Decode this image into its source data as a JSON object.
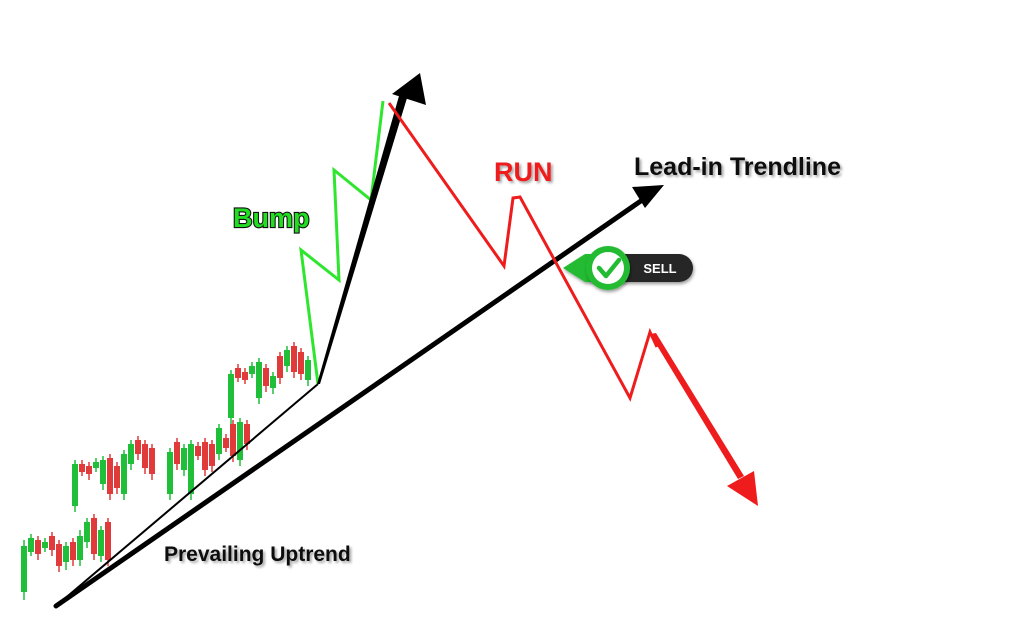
{
  "labels": {
    "bump": "Bump",
    "run": "RUN",
    "lead_in_trendline": "Lead-in Trendline",
    "prevailing_uptrend": "Prevailing Uptrend"
  },
  "signal": {
    "label": "SELL",
    "icon": "checkmark-icon"
  },
  "colors": {
    "bullish": "#1fbf3a",
    "bearish": "#e03a3a",
    "bump_line": "#2ee62e",
    "run_line": "#ee1c1c",
    "trendline": "#000000",
    "bump_label": "#22dd22",
    "run_label": "#ee1c1c",
    "signal_green": "#22bb33",
    "signal_dark": "#262626"
  }
}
:::::
→ **PROBLEM DETAILS**
Restate each line of the records exactly; pictures do not belong in the copy.

→ **WORKED ANSWER**
Decode this image into its source data as a JSON object.
{
  "labels": {
    "bump": "Bump",
    "run": "RUN",
    "lead_in_trendline": "Lead-in Trendline",
    "prevailing_uptrend": "Prevailing Uptrend"
  },
  "signal": {
    "label": "SELL",
    "icon": "checkmark-icon"
  },
  "colors": {
    "bullish": "#1fbf3a",
    "bearish": "#e03a3a",
    "bump_line": "#2ee62e",
    "run_line": "#ee1c1c",
    "trendline": "#000000",
    "bump_label": "#22dd22",
    "run_label": "#ee1c1c",
    "signal_green": "#22bb33",
    "signal_dark": "#262626"
  }
}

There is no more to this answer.